[Record set start]
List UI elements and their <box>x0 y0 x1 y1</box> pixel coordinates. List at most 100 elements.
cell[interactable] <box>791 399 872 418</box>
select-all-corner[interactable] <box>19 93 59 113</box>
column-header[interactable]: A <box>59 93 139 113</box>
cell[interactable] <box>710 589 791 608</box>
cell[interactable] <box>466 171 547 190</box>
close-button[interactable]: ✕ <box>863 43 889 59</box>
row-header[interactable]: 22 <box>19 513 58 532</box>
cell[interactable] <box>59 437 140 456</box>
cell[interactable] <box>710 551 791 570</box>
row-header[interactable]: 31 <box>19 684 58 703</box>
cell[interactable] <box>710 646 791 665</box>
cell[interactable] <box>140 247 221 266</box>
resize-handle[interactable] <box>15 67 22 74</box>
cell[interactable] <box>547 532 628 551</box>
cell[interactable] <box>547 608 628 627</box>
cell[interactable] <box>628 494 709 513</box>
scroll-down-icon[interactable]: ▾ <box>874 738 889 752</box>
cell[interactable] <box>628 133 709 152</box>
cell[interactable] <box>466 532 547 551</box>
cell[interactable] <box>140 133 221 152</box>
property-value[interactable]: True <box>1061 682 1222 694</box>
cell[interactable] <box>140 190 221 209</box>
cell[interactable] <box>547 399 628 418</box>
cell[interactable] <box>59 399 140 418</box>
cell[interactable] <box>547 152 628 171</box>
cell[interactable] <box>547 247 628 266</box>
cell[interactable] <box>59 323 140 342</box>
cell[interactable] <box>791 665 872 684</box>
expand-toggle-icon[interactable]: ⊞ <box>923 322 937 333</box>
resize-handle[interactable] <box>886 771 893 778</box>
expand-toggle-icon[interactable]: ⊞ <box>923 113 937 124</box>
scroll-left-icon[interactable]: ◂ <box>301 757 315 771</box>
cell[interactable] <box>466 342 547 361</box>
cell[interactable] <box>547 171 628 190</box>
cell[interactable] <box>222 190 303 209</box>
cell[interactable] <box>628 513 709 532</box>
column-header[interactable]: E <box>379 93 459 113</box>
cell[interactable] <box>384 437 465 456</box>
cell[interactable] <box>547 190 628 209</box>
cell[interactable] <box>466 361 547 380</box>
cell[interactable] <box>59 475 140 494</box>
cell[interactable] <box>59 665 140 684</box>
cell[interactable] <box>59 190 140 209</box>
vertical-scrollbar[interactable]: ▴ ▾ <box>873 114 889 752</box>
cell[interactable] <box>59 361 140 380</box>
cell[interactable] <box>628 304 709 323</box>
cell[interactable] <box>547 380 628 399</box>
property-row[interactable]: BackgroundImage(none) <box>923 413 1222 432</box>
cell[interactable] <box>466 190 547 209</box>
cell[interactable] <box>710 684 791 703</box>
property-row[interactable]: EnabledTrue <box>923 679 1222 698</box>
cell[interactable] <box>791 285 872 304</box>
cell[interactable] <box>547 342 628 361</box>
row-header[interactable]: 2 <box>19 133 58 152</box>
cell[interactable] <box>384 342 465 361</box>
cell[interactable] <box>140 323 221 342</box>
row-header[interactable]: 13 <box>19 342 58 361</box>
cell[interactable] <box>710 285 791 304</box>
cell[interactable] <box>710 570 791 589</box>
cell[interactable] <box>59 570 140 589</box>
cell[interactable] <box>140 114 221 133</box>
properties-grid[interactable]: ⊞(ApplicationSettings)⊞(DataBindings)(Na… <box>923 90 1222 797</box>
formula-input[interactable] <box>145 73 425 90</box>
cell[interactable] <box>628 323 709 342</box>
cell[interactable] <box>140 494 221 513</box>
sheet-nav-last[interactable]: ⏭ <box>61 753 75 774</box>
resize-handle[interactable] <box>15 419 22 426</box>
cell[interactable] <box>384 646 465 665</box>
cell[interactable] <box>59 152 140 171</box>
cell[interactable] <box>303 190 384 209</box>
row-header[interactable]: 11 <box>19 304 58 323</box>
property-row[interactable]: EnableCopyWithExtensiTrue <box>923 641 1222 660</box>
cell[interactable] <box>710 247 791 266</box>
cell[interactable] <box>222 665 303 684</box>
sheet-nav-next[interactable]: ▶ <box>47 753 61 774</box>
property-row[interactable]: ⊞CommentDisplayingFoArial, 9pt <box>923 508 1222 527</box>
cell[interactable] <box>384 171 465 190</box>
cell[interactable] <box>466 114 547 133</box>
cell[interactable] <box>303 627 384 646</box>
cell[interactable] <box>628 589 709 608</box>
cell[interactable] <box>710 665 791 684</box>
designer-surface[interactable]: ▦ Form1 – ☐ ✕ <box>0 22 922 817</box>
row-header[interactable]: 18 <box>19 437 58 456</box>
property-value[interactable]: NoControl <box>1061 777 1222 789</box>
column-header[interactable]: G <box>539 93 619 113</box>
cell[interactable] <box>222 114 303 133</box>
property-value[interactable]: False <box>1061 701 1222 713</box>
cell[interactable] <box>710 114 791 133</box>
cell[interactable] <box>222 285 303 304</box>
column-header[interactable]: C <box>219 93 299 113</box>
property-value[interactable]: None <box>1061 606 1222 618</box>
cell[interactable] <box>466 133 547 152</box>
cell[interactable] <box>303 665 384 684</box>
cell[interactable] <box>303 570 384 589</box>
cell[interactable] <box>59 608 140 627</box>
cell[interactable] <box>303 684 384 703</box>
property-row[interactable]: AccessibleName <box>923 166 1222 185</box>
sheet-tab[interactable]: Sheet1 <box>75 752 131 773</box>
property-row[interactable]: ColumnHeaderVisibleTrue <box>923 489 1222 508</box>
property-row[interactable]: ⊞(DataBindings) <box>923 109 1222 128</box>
[Record set end]
[Record set start]
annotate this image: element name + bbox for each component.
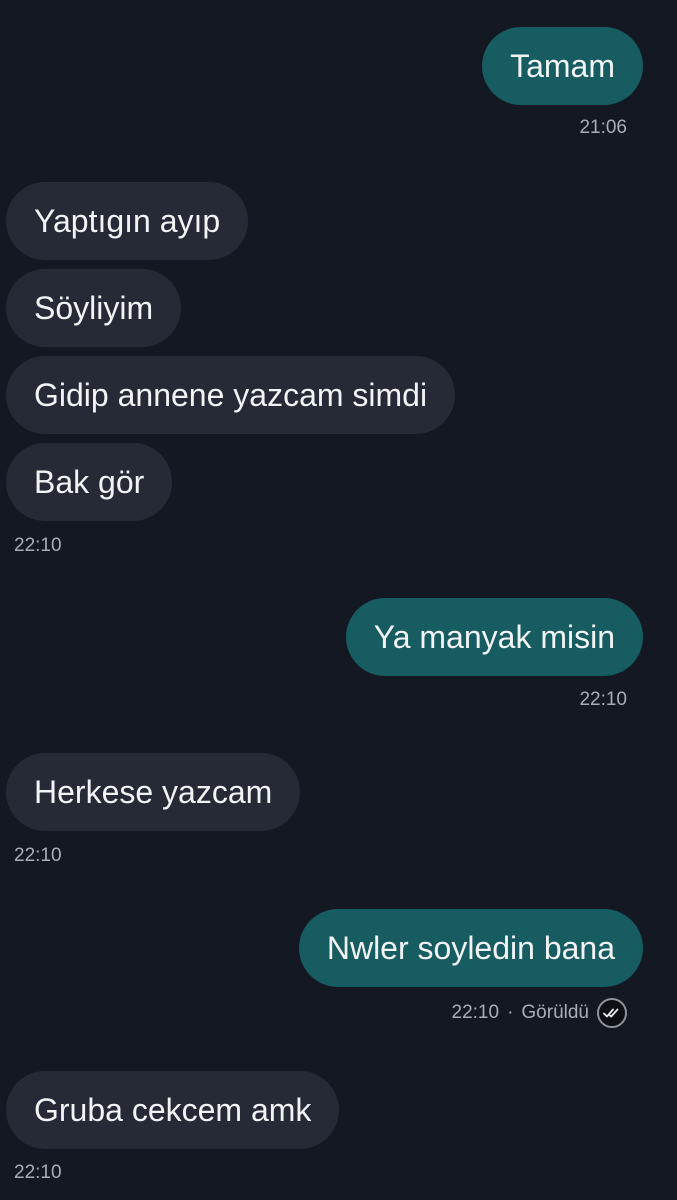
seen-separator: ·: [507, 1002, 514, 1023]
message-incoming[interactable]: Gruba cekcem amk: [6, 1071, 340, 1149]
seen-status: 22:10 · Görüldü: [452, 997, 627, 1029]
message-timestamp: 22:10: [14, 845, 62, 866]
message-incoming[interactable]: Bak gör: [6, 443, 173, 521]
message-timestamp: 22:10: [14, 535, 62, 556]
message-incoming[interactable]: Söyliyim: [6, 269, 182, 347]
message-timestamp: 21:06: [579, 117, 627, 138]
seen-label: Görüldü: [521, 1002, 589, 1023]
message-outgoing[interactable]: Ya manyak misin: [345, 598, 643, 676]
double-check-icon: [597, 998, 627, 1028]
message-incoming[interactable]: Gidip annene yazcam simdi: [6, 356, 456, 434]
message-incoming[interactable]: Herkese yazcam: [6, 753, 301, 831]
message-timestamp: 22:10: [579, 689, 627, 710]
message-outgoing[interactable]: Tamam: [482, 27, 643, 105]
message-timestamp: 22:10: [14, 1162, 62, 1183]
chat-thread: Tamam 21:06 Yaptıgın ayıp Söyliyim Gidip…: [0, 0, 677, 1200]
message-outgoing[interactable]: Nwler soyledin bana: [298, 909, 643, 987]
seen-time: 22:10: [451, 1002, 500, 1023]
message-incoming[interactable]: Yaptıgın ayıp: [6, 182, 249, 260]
[Record set end]
Work instructions:
Please copy everything from the line containing "List UI elements" down to the line containing "cell[interactable] <box>628 494 709 513</box>", both of those lines included, reproducing each one character for character.

The completed task:
List UI elements and their <box>x0 y0 x1 y1</box> pixel coordinates. List at most 100 elements.
cell[interactable] <box>791 399 872 418</box>
select-all-corner[interactable] <box>19 93 59 113</box>
column-header[interactable]: A <box>59 93 139 113</box>
cell[interactable] <box>710 589 791 608</box>
cell[interactable] <box>466 171 547 190</box>
close-button[interactable]: ✕ <box>863 43 889 59</box>
row-header[interactable]: 22 <box>19 513 58 532</box>
cell[interactable] <box>59 437 140 456</box>
cell[interactable] <box>710 551 791 570</box>
row-header[interactable]: 31 <box>19 684 58 703</box>
cell[interactable] <box>710 646 791 665</box>
cell[interactable] <box>140 247 221 266</box>
resize-handle[interactable] <box>15 67 22 74</box>
cell[interactable] <box>547 532 628 551</box>
cell[interactable] <box>547 608 628 627</box>
cell[interactable] <box>628 494 709 513</box>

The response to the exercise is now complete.